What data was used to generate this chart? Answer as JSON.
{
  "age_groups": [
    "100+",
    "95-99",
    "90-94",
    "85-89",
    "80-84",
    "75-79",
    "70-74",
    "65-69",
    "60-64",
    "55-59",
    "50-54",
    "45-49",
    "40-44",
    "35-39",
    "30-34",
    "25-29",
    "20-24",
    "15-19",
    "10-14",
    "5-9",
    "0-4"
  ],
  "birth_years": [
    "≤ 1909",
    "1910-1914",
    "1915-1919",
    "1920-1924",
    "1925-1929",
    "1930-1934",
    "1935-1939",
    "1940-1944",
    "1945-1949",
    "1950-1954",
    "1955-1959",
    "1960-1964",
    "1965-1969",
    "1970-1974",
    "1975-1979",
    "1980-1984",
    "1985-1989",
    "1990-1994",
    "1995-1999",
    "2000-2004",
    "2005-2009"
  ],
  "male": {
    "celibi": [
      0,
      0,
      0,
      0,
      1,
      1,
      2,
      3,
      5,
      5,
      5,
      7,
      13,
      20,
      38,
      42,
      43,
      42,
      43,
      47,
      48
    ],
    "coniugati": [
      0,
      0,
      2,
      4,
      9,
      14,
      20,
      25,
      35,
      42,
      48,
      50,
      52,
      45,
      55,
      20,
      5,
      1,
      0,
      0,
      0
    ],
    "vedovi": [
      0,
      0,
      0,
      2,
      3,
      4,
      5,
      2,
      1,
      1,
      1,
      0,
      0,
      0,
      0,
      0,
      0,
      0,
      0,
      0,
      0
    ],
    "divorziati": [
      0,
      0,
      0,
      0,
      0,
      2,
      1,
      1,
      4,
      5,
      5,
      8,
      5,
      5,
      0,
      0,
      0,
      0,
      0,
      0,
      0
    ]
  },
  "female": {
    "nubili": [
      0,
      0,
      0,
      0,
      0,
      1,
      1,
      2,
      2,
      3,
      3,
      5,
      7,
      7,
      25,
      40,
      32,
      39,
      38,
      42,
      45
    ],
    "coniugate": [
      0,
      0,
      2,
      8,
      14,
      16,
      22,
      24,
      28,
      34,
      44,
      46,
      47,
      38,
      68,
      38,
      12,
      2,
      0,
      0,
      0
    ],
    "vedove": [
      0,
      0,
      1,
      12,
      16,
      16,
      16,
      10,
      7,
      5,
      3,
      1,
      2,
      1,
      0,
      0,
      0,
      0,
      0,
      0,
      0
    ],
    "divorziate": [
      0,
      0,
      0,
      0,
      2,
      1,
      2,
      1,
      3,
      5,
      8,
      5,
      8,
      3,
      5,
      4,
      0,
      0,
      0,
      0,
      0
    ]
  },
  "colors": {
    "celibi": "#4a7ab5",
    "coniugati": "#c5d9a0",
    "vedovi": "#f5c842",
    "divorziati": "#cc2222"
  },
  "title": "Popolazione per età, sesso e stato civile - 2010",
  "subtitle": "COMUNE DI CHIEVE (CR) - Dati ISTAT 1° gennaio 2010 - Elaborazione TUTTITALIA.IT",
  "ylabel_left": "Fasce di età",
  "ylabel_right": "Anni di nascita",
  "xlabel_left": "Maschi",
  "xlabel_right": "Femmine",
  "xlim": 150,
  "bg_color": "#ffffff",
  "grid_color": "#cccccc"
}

**THE TASK**
Output all of the data again. Match it exactly.

**THE RESULT**
What data was used to generate this chart? Answer as JSON.
{
  "age_groups": [
    "100+",
    "95-99",
    "90-94",
    "85-89",
    "80-84",
    "75-79",
    "70-74",
    "65-69",
    "60-64",
    "55-59",
    "50-54",
    "45-49",
    "40-44",
    "35-39",
    "30-34",
    "25-29",
    "20-24",
    "15-19",
    "10-14",
    "5-9",
    "0-4"
  ],
  "birth_years": [
    "≤ 1909",
    "1910-1914",
    "1915-1919",
    "1920-1924",
    "1925-1929",
    "1930-1934",
    "1935-1939",
    "1940-1944",
    "1945-1949",
    "1950-1954",
    "1955-1959",
    "1960-1964",
    "1965-1969",
    "1970-1974",
    "1975-1979",
    "1980-1984",
    "1985-1989",
    "1990-1994",
    "1995-1999",
    "2000-2004",
    "2005-2009"
  ],
  "male": {
    "celibi": [
      0,
      0,
      0,
      0,
      1,
      1,
      2,
      3,
      5,
      5,
      5,
      7,
      13,
      20,
      38,
      42,
      43,
      42,
      43,
      47,
      48
    ],
    "coniugati": [
      0,
      0,
      2,
      4,
      9,
      14,
      20,
      25,
      35,
      42,
      48,
      50,
      52,
      45,
      55,
      20,
      5,
      1,
      0,
      0,
      0
    ],
    "vedovi": [
      0,
      0,
      0,
      2,
      3,
      4,
      5,
      2,
      1,
      1,
      1,
      0,
      0,
      0,
      0,
      0,
      0,
      0,
      0,
      0,
      0
    ],
    "divorziati": [
      0,
      0,
      0,
      0,
      0,
      2,
      1,
      1,
      4,
      5,
      5,
      8,
      5,
      5,
      0,
      0,
      0,
      0,
      0,
      0,
      0
    ]
  },
  "female": {
    "nubili": [
      0,
      0,
      0,
      0,
      0,
      1,
      1,
      2,
      2,
      3,
      3,
      5,
      7,
      7,
      25,
      40,
      32,
      39,
      38,
      42,
      45
    ],
    "coniugate": [
      0,
      0,
      2,
      8,
      14,
      16,
      22,
      24,
      28,
      34,
      44,
      46,
      47,
      38,
      68,
      38,
      12,
      2,
      0,
      0,
      0
    ],
    "vedove": [
      0,
      0,
      1,
      12,
      16,
      16,
      16,
      10,
      7,
      5,
      3,
      1,
      2,
      1,
      0,
      0,
      0,
      0,
      0,
      0,
      0
    ],
    "divorziate": [
      0,
      0,
      0,
      0,
      2,
      1,
      2,
      1,
      3,
      5,
      8,
      5,
      8,
      3,
      5,
      4,
      0,
      0,
      0,
      0,
      0
    ]
  },
  "colors": {
    "celibi": "#4a7ab5",
    "coniugati": "#c5d9a0",
    "vedovi": "#f5c842",
    "divorziati": "#cc2222"
  },
  "title": "Popolazione per età, sesso e stato civile - 2010",
  "subtitle": "COMUNE DI CHIEVE (CR) - Dati ISTAT 1° gennaio 2010 - Elaborazione TUTTITALIA.IT",
  "ylabel_left": "Fasce di età",
  "ylabel_right": "Anni di nascita",
  "xlabel_left": "Maschi",
  "xlabel_right": "Femmine",
  "xlim": 150,
  "bg_color": "#ffffff",
  "grid_color": "#cccccc"
}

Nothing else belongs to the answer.